* start Data supplied *

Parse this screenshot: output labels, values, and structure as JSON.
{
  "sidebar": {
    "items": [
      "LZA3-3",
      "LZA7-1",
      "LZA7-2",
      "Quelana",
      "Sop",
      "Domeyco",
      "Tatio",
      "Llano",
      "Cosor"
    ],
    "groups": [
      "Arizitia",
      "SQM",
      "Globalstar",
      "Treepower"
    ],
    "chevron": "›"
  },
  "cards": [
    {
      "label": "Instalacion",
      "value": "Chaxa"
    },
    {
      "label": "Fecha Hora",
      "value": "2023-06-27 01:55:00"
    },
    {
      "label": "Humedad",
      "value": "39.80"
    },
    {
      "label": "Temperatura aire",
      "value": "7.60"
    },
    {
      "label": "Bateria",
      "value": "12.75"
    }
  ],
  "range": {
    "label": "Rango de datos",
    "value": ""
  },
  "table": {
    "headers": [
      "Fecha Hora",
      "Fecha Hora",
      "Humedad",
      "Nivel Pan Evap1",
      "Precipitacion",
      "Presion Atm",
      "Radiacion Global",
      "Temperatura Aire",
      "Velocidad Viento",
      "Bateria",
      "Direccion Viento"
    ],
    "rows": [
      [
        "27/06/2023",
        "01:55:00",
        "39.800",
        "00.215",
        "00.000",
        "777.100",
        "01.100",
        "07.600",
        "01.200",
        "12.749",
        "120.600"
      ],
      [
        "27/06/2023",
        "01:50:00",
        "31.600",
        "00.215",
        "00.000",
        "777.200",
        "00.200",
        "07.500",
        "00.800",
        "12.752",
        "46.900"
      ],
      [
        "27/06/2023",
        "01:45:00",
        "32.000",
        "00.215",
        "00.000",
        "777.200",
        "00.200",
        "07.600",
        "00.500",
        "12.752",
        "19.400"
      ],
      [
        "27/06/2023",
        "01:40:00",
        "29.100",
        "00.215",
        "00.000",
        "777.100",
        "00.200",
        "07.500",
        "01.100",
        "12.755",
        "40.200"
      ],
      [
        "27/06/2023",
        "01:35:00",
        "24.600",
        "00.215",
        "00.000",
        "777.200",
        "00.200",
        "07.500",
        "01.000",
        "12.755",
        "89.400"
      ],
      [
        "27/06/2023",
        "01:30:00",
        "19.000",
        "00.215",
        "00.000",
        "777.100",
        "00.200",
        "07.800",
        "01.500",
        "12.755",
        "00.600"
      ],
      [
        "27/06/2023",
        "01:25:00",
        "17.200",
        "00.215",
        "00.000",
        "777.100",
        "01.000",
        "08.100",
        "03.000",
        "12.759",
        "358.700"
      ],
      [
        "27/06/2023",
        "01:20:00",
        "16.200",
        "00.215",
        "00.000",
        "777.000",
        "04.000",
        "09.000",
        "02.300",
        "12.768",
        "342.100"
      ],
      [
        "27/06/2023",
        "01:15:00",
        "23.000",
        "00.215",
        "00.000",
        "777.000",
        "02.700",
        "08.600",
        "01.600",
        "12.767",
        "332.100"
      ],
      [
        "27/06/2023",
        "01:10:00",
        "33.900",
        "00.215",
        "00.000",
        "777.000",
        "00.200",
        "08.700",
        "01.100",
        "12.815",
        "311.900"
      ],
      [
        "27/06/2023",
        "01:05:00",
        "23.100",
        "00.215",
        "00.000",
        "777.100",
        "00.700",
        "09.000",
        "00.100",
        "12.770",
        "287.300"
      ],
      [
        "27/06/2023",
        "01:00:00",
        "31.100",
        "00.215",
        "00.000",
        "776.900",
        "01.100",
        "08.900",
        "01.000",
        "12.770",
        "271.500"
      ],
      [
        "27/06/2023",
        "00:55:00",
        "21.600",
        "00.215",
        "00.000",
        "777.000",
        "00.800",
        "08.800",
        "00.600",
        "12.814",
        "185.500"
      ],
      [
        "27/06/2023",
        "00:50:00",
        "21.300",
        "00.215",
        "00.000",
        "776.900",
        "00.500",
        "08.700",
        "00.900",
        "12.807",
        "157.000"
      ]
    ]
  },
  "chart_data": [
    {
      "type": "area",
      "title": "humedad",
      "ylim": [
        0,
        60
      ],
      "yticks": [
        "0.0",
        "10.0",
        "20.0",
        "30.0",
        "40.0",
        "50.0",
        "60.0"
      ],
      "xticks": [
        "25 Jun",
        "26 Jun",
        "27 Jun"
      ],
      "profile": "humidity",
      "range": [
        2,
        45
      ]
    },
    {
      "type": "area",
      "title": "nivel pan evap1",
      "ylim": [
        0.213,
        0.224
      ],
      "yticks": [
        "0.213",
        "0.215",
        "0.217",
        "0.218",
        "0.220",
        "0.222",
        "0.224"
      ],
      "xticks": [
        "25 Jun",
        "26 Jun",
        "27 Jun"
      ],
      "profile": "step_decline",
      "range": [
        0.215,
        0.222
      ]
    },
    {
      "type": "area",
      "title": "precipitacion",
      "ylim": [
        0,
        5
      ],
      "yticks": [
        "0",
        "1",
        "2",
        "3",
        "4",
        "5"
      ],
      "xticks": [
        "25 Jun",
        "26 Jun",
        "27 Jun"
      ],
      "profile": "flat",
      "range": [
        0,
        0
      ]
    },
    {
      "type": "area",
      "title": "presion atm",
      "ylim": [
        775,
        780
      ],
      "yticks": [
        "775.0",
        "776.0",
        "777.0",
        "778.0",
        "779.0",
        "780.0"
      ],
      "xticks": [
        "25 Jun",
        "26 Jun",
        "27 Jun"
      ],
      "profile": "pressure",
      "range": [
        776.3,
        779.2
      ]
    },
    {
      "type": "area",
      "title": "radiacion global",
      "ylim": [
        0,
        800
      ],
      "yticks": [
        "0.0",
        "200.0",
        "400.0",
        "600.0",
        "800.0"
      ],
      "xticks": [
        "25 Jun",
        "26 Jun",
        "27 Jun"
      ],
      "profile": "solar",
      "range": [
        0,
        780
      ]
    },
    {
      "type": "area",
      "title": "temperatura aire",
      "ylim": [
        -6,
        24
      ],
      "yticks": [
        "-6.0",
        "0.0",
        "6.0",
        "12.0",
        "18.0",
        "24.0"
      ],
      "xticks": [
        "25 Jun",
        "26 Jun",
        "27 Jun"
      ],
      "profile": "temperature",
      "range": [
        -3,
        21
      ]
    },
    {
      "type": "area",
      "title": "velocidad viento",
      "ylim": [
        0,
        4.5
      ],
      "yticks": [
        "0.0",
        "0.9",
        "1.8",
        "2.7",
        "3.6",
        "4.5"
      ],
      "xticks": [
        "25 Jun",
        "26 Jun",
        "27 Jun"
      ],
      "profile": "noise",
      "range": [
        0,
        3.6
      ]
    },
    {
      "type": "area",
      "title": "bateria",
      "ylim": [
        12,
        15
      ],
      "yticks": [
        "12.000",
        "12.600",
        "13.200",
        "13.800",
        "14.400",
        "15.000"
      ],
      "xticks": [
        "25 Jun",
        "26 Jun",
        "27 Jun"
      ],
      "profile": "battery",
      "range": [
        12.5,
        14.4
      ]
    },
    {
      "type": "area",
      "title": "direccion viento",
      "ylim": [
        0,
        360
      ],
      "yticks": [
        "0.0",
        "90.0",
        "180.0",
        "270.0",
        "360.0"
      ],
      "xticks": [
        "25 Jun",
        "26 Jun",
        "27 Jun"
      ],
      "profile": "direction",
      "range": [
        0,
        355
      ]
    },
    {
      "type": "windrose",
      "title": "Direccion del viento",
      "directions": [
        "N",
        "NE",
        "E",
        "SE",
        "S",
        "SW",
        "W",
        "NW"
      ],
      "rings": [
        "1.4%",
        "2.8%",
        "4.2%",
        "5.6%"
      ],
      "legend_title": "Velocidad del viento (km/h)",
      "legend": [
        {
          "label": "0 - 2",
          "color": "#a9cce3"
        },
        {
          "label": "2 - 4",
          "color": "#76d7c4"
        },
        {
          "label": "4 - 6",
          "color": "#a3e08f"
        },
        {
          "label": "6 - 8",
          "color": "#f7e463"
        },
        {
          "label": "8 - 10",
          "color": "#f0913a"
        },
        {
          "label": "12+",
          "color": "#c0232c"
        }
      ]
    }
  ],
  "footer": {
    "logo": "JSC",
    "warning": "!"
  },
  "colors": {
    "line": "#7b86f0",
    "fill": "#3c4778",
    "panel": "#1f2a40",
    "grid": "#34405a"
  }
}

* end Data supplied *

◆ What you need to do ◆
Give every line of the material that includes the string "profile".

◆ Answer to the exercise ◆
      "profile": "humidity",
      "profile": "step_decline",
      "profile": "flat",
      "profile": "pressure",
      "profile": "solar",
      "profile": "temperature",
      "profile": "noise",
      "profile": "battery",
      "profile": "direction",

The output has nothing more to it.